**Brief A**
Answer these from the text on the Four Tops, one line each:
(i) What position did "It's The Same Old Song" reach in the UK chart?
(ii) Which act besides the Four Tops was one of Holland-Dozier-Holland's two favored acts?
(iii) What catalog number does "Something About You" carry?
**Brief B**
Carry the text on the Four Tops forward from where it stops.

# start of Document text

Tag Archives: The Four Tops

The Four Tops - Something About You Label Image

A Tamla Motown Collection – Part 42

The Four Tops – Something About You – TMG 542

The Four Tops were one of Holland-Dozier-Holland’s two favoured acts (the other being the Supremes). However, they didn’t give the Four Tops the best possible song or production for this single release. It’s a nice enough song, but like the Miracles release that I featured a couple of days ago, it’s a weak follow-up to a great record. In the Four Tops case this followed up It’s The Same Old Song.

Musically it’s OK and can generate dance floor action ,but it sounds so much like a “Friday afternoon” product – created when everybody involved just wanted to go home for the weekend. I have no idea when it was recorded, but where is the energy from the Four Tops of from the backing band?


A Tamla Motown Collection – Part 28

The Four Tops – It’s The Same Old Song – TMG 528

August 1965 drew to a close with the release of this classic by the UK Tamla Motown label, which reached number 34 in the UK chart.

Written and produced by Motown’s prolific production team of Holland–Dozier–Holland, the song is today one of The Four Tops’ best known songs. What is not so well known was that it was created – from initial concept to commercial release – in 24 hours.

After the Motown success of “I Can’t Help Myself (Sugar Pie, Honey Bunch)” June 1965, The Four Tops’ former US label, re-released their 1960 Columbia single “Ain’t That Love”. Berry Gordy ordered that a new Four Tops single had to be released within a day’s time.

At 3-o’clock PM that afternoon, the Holland brothers and Lamont Dozier wrote “It’s the Same Old Song”. Abdul “Duke” Fakir, the Four Tops tenor recalled:

Songwriter, Lamont Dozier and I were both a little tipsy and he was changing the channels on the radio. He said, ‘It sounds like the same old song.’ And then he said, “Wait a minute.” So he took “I Can’t Help Myself” and reversed it using the same chord changes. The next day, we went to the studio and recorded it, and then they put it on acetate and released to radio stations across the country.

# end of Document text
# start of Extracted records

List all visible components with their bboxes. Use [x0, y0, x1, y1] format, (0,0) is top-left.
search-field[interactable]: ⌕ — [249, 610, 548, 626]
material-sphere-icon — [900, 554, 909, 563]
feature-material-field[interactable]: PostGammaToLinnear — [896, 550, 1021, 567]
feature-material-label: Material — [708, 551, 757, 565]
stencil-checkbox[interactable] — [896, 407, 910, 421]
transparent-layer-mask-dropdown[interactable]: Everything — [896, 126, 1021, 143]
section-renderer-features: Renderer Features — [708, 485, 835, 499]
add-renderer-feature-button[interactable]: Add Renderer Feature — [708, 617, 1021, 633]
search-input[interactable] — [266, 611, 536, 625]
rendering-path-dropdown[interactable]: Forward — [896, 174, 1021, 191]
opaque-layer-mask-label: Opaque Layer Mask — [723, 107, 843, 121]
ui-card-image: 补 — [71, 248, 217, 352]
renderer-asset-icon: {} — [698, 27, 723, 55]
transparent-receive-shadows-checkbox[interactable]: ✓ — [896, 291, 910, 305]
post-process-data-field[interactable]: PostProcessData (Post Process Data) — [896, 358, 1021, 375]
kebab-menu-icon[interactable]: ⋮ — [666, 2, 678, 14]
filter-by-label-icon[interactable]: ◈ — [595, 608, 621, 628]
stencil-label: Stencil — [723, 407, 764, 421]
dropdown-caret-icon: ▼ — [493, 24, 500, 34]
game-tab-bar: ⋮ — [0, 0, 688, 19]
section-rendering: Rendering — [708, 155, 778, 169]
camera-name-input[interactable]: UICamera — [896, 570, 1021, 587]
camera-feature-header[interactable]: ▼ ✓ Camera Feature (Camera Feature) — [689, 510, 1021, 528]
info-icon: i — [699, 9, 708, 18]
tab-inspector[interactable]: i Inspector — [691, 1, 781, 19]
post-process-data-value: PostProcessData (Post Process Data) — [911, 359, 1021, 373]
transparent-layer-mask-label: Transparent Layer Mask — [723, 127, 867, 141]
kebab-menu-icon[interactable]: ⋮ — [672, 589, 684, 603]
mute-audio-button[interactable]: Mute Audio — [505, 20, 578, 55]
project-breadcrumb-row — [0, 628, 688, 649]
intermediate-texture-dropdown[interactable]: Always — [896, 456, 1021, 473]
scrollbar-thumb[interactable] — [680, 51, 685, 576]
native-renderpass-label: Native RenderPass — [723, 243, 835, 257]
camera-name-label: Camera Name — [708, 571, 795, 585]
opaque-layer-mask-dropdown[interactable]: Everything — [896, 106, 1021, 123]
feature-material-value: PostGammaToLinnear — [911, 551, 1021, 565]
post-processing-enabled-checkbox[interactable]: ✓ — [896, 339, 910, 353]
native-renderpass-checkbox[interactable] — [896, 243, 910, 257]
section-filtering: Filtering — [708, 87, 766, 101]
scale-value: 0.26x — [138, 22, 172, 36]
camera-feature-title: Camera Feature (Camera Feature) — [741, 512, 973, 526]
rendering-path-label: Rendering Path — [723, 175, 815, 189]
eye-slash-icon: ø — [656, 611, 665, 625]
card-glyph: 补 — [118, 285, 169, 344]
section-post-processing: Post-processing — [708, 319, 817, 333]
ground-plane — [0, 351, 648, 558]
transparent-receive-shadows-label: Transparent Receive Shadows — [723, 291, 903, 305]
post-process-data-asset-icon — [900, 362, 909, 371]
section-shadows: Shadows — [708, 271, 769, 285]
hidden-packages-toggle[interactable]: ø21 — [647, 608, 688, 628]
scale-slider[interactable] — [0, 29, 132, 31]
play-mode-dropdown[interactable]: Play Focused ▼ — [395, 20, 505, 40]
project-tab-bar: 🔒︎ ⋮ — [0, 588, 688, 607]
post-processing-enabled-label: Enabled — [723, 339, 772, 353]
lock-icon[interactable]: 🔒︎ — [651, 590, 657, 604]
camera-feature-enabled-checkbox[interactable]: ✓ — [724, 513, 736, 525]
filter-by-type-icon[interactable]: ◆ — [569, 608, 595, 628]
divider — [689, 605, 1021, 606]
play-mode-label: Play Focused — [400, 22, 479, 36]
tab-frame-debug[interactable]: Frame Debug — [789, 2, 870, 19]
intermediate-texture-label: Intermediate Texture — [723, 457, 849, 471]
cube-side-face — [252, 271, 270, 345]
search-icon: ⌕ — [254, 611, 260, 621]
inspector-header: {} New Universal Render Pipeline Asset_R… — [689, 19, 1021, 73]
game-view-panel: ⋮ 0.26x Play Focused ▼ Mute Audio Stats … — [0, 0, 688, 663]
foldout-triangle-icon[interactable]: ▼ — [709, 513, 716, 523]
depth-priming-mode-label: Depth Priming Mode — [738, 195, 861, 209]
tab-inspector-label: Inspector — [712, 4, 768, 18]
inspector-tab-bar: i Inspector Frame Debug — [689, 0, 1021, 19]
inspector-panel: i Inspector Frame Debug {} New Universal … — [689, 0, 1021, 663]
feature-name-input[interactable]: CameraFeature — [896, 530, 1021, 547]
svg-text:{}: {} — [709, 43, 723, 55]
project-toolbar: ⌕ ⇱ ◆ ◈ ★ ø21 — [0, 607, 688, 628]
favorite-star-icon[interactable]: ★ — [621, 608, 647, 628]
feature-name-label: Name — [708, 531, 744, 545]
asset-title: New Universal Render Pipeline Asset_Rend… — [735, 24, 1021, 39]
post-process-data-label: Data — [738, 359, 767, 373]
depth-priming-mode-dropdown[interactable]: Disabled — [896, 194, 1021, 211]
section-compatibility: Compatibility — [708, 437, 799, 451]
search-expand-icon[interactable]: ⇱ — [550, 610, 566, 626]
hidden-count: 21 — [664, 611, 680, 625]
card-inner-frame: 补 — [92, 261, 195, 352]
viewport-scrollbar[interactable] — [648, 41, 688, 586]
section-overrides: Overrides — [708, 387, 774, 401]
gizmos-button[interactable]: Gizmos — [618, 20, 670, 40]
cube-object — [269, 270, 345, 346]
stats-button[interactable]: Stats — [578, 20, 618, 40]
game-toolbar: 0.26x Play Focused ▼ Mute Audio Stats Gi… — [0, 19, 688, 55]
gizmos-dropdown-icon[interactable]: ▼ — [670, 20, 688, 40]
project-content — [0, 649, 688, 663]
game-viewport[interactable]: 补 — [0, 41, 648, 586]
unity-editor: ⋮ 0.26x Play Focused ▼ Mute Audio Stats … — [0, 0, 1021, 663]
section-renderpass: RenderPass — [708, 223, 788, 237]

# end of Extracted records

**Answer A**
(i) Number 34
(ii) The Supremes
(iii) TMG 542

**Answer B**
The Motown technicians then worked around the clock perfecting the single’s mix and making hand-cut vinyl records so that Berry Gordy’s sister Esther who ran Artist Development department could choose the best for single release. By 3 P.M. the next day, 1500 copies of “It’s the Same Song” had been delivered to radio DJs across the country, and the song eventually made it to number five on the US Billboard Hot 100 chart .

The song itself stuck to the Motown formula of “keeping it similar”. “It’s the Same Old Song” is very similar in melody and chord progressions to “I Can’t Help Myself”, which in turn is even more similar in melody and chord progressions to “Where Did Our Love Go” by the Supremes. 

John Lennon sang a bit of the song in The Beatles annual Christmas Message for 1965.

A Tamla Motown Collection – Part 15

The Four Tops – I Can’t Help Myself – TMG 515

With the release of this single, the Tamla Motown Label in the UK sealed its biggest hit to date and gave the world a song that is still a staple of parties, weddings and northern soul events. This song has been described, with some justification, as “the best dance track ever recorded” and it really need no introduction as the opening notes set out exactly what we have.

There are many great vocalists within the Motown stable, but Levi Stubbs, the Four Tops lead singer, takes some beating for the soul dripping from every note of every one of his records.

Roll back the carpet, turn up the volume and dance. “Sugar Pie, Honey Bunch, you know that I love you”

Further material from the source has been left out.